## Start SUPPLIED MATERIAL
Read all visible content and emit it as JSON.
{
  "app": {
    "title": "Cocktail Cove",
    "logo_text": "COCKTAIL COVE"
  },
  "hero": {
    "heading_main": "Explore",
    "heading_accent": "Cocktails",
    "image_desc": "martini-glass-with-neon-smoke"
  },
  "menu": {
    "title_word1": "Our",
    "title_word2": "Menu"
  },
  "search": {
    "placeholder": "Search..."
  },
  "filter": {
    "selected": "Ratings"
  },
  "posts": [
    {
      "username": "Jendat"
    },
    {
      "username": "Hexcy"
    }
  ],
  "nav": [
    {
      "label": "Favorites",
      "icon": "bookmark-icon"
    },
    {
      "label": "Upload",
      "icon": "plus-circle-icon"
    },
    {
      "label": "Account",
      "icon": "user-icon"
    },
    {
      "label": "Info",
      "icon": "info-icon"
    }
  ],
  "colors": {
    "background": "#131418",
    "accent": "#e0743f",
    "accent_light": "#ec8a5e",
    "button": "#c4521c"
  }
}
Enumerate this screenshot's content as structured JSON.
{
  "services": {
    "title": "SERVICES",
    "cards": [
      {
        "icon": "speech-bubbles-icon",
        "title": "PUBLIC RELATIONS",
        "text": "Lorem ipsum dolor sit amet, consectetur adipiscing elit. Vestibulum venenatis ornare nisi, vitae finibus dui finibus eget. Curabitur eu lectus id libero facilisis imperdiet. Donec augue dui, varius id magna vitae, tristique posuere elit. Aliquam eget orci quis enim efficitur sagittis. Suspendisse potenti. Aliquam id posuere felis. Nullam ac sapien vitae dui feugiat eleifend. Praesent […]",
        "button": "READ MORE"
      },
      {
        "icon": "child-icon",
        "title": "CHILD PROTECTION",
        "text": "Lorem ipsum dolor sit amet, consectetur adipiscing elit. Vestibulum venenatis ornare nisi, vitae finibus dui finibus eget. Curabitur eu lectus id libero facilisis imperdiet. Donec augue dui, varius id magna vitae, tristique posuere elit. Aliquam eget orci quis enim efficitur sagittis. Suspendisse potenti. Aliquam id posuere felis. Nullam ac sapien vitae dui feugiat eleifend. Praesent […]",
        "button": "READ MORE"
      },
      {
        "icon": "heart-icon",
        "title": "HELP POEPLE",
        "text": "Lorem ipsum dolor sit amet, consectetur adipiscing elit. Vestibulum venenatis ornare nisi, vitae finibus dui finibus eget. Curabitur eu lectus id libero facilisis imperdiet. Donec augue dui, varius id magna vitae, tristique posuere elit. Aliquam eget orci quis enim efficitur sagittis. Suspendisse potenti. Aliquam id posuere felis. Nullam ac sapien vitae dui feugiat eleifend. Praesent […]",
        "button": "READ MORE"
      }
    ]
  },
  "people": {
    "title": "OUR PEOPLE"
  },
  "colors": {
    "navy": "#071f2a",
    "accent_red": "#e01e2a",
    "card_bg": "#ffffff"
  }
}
## End SUPPLIED MATERIAL
TASK REQUIREMENTS – Return all of the data exactly as it reads.

THE SOLUTION –
Read all visible content and emit it as JSON.
{
  "app": {
    "title": "Cocktail Cove",
    "logo_text": "COCKTAIL COVE"
  },
  "hero": {
    "heading_main": "Explore",
    "heading_accent": "Cocktails",
    "image_desc": "martini-glass-with-neon-smoke"
  },
  "menu": {
    "title_word1": "Our",
    "title_word2": "Menu"
  },
  "search": {
    "placeholder": "Search..."
  },
  "filter": {
    "selected": "Ratings"
  },
  "posts": [
    {
      "username": "Jendat"
    },
    {
      "username": "Hexcy"
    }
  ],
  "nav": [
    {
      "label": "Favorites",
      "icon": "bookmark-icon"
    },
    {
      "label": "Upload",
      "icon": "plus-circle-icon"
    },
    {
      "label": "Account",
      "icon": "user-icon"
    },
    {
      "label": "Info",
      "icon": "info-icon"
    }
  ],
  "colors": {
    "background": "#131418",
    "accent": "#e0743f",
    "accent_light": "#ec8a5e",
    "button": "#c4521c"
  }
}
Enumerate this screenshot's content as structured JSON.
{
  "services": {
    "title": "SERVICES",
    "cards": [
      {
        "icon": "speech-bubbles-icon",
        "title": "PUBLIC RELATIONS",
        "text": "Lorem ipsum dolor sit amet, consectetur adipiscing elit. Vestibulum venenatis ornare nisi, vitae finibus dui finibus eget. Curabitur eu lectus id libero facilisis imperdiet. Donec augue dui, varius id magna vitae, tristique posuere elit. Aliquam eget orci quis enim efficitur sagittis. Suspendisse potenti. Aliquam id posuere felis. Nullam ac sapien vitae dui feugiat eleifend. Praesent […]",
        "button": "READ MORE"
      },
      {
        "icon": "child-icon",
        "title": "CHILD PROTECTION",
        "text": "Lorem ipsum dolor sit amet, consectetur adipiscing elit. Vestibulum venenatis ornare nisi, vitae finibus dui finibus eget. Curabitur eu lectus id libero facilisis imperdiet. Donec augue dui, varius id magna vitae, tristique posuere elit. Aliquam eget orci quis enim efficitur sagittis. Suspendisse potenti. Aliquam id posuere felis. Nullam ac sapien vitae dui feugiat eleifend. Praesent […]",
        "button": "READ MORE"
      },
      {
        "icon": "heart-icon",
        "title": "HELP POEPLE",
        "text": "Lorem ipsum dolor sit amet, consectetur adipiscing elit. Vestibulum venenatis ornare nisi, vitae finibus dui finibus eget. Curabitur eu lectus id libero facilisis imperdiet. Donec augue dui, varius id magna vitae, tristique posuere elit. Aliquam eget orci quis enim efficitur sagittis. Suspendisse potenti. Aliquam id posuere felis. Nullam ac sapien vitae dui feugiat eleifend. Praesent […]",
        "button": "READ MORE"
      }
    ]
  },
  "people": {
    "title": "OUR PEOPLE"
  },
  "colors": {
    "navy": "#071f2a",
    "accent_red": "#e01e2a",
    "card_bg": "#ffffff"
  }
}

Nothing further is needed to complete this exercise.